Dataset items:
+--
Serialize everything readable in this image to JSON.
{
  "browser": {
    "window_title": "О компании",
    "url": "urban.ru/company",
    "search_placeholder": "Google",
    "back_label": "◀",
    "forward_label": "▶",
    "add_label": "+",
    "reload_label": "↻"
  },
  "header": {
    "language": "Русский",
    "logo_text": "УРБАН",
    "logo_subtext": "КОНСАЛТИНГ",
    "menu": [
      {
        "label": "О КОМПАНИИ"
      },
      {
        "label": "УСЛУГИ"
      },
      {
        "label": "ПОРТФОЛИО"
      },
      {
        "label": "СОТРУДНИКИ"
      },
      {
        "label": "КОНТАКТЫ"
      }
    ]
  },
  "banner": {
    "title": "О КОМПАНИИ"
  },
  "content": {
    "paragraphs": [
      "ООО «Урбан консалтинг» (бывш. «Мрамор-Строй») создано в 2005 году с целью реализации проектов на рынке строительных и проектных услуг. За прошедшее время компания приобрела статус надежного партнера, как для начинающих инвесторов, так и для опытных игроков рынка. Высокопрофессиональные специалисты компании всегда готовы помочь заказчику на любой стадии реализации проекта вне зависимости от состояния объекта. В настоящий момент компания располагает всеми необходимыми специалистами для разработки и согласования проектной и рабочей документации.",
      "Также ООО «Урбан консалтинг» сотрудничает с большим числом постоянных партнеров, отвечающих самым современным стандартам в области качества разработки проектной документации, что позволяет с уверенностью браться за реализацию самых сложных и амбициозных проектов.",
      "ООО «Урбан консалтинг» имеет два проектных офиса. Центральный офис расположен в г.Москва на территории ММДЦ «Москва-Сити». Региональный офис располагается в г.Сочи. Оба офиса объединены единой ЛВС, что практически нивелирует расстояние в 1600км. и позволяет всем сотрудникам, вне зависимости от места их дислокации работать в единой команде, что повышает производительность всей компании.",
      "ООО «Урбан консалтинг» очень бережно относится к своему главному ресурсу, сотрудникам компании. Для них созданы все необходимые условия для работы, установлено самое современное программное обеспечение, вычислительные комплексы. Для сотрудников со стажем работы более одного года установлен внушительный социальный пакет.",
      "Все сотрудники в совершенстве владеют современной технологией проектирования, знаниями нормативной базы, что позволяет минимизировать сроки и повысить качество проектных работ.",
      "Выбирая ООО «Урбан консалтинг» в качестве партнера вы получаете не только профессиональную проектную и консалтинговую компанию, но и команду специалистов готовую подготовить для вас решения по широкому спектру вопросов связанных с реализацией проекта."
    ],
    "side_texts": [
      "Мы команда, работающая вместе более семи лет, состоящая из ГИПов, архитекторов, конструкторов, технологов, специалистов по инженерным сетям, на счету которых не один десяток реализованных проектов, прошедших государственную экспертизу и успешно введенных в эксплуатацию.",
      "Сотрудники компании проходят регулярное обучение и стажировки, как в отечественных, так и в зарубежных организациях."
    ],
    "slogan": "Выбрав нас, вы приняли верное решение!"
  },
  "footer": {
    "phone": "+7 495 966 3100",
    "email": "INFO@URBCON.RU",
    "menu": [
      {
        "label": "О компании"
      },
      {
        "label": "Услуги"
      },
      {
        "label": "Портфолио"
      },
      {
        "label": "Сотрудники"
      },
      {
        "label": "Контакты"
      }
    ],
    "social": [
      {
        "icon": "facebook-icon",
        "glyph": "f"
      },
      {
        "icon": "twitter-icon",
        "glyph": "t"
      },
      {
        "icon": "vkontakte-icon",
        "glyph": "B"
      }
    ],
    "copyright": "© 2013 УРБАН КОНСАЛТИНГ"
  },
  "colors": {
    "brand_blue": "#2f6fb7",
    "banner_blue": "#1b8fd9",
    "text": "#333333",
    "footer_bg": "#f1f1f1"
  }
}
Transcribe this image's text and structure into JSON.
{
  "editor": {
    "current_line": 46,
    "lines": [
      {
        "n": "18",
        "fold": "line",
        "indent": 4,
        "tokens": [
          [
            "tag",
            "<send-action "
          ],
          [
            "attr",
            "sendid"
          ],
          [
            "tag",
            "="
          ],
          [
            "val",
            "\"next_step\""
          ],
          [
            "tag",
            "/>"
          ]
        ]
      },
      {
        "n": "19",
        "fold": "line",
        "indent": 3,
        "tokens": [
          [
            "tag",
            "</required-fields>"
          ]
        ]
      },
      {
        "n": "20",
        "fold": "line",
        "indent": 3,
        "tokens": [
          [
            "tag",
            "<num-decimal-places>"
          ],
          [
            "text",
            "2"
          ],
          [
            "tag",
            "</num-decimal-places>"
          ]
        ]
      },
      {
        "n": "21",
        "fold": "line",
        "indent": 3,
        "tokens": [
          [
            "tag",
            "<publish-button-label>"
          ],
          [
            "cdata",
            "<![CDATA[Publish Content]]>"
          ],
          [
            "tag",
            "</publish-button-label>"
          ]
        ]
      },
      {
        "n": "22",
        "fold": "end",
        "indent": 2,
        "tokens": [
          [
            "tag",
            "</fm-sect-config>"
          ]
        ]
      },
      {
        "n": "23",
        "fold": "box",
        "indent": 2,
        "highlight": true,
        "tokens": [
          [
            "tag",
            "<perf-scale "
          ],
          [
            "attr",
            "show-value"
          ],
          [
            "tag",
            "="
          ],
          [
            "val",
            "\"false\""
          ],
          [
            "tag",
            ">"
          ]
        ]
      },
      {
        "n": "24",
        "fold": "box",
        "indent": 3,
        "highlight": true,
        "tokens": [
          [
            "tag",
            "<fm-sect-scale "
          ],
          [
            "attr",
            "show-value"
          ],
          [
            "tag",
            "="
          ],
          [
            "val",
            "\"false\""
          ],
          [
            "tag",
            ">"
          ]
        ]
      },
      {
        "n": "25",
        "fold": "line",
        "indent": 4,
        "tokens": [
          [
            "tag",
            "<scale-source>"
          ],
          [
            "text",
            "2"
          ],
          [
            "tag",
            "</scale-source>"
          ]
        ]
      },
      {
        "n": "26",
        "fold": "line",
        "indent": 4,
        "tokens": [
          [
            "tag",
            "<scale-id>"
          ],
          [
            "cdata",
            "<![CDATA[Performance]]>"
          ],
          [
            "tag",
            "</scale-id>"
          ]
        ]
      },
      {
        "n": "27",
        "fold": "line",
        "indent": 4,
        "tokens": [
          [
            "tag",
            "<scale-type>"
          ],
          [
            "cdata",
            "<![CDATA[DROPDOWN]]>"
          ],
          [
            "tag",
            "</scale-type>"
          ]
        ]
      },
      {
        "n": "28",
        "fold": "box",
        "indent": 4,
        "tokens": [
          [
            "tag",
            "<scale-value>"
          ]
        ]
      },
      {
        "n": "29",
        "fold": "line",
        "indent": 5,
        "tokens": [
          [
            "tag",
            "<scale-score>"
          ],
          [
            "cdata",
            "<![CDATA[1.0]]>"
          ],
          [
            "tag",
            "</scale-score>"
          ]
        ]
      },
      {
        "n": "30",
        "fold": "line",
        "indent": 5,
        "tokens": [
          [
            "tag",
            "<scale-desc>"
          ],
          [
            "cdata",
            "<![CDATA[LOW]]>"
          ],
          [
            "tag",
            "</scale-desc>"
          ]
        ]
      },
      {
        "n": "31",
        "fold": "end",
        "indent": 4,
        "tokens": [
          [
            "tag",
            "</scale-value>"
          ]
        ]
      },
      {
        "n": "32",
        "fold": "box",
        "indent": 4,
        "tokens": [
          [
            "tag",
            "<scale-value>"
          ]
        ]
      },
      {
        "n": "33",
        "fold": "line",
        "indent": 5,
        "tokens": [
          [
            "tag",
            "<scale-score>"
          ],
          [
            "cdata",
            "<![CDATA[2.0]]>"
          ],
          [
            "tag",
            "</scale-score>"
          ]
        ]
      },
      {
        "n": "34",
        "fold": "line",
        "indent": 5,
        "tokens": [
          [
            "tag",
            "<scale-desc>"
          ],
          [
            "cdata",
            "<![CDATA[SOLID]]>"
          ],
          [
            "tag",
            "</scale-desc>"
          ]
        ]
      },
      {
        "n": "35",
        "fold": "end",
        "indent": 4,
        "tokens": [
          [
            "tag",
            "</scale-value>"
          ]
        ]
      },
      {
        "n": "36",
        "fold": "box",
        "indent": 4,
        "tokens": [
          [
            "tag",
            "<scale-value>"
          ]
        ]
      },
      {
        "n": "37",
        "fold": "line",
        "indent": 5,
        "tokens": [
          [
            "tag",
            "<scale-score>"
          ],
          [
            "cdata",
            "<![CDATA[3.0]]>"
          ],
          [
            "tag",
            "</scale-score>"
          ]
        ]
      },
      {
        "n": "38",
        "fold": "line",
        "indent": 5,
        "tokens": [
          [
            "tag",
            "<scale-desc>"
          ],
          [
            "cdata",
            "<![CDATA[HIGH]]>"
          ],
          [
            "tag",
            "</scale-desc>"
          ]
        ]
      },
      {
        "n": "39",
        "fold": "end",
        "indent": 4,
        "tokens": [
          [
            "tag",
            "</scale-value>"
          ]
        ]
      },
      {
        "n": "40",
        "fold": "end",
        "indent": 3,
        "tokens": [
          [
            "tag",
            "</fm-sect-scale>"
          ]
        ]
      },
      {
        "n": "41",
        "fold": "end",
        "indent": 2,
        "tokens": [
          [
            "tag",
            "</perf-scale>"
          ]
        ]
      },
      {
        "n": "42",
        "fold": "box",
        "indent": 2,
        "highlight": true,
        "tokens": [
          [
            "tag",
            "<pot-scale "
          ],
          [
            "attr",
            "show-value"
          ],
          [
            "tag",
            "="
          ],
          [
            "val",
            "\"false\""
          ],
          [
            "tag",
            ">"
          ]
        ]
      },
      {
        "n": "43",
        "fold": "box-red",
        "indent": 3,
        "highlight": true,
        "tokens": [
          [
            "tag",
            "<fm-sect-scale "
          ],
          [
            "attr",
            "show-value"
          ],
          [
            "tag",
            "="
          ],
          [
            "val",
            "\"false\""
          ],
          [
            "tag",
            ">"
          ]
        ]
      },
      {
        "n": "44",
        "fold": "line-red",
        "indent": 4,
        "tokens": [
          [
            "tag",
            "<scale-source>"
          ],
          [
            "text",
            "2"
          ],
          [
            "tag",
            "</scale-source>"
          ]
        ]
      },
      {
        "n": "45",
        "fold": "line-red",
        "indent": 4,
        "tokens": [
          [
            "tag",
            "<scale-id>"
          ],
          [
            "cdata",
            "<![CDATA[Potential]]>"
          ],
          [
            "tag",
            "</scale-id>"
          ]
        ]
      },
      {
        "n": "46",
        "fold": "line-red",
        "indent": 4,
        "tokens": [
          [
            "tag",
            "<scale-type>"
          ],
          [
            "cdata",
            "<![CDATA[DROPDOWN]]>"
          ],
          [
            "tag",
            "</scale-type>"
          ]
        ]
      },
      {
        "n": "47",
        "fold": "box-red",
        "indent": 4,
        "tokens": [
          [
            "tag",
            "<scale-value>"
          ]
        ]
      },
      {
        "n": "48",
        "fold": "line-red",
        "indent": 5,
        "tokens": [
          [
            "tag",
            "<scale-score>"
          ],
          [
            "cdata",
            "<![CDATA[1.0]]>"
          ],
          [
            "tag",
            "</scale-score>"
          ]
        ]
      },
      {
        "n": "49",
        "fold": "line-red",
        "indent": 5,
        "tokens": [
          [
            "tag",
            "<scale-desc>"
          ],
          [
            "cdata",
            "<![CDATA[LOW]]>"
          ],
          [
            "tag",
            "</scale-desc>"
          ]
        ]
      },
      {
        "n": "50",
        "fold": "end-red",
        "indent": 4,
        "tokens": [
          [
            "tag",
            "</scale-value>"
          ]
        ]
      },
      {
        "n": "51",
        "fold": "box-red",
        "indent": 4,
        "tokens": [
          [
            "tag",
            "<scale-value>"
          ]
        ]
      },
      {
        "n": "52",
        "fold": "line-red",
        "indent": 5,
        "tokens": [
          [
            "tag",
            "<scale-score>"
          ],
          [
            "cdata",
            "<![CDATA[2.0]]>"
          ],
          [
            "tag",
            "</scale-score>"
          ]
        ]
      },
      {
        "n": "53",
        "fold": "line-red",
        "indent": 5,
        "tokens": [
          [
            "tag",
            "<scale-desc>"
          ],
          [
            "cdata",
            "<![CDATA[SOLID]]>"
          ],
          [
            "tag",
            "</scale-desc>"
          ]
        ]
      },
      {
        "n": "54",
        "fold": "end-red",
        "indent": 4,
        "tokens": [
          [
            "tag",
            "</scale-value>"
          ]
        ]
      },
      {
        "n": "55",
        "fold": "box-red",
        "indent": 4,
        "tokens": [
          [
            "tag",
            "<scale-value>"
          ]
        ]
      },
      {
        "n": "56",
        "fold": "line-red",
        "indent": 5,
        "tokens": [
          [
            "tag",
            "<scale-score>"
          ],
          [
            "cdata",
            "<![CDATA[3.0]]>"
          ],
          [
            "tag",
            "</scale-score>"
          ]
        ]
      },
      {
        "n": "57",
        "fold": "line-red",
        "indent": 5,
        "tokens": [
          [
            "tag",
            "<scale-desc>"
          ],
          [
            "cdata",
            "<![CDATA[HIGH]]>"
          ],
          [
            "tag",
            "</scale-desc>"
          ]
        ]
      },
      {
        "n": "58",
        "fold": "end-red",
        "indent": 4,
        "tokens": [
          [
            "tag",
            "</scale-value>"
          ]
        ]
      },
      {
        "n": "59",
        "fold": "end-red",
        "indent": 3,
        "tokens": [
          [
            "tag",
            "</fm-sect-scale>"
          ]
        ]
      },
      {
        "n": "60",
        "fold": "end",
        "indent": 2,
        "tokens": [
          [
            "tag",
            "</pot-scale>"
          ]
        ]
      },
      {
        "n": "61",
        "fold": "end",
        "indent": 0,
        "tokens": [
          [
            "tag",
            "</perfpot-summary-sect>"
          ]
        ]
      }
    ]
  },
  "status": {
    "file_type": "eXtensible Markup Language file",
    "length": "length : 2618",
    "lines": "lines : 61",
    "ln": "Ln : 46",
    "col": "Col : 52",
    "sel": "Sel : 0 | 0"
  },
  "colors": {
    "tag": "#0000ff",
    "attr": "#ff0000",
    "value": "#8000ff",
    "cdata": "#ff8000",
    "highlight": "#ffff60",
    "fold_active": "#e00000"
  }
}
+--
From the records above, pull out every line containing the word "проекта".

◆ **Complete output**:
      "ООО «Урбан консалтинг» (бывш. «Мрамор-Строй») создано в 2005 году с целью реализации проектов на рынке строительных и проектных услуг. За прошедшее время компания приобрела статус надежного партнера, как для начинающих инвесторов, так и для опытных игроков рынка. Высокопрофессиональные специалисты компании всегда готовы помочь заказчику на любой стадии реализации проекта вне зависимости от состояния объекта. В настоящий момент компания располагает всеми необходимыми специалистами для разработки и согласования проектной и рабочей документации.",
      "Выбирая ООО «Урбан консалтинг» в качестве партнера вы получаете не только профессиональную проектную и консалтинговую компанию, но и команду специалистов готовую подготовить для вас решения по широкому спектру вопросов связанных с реализацией проекта."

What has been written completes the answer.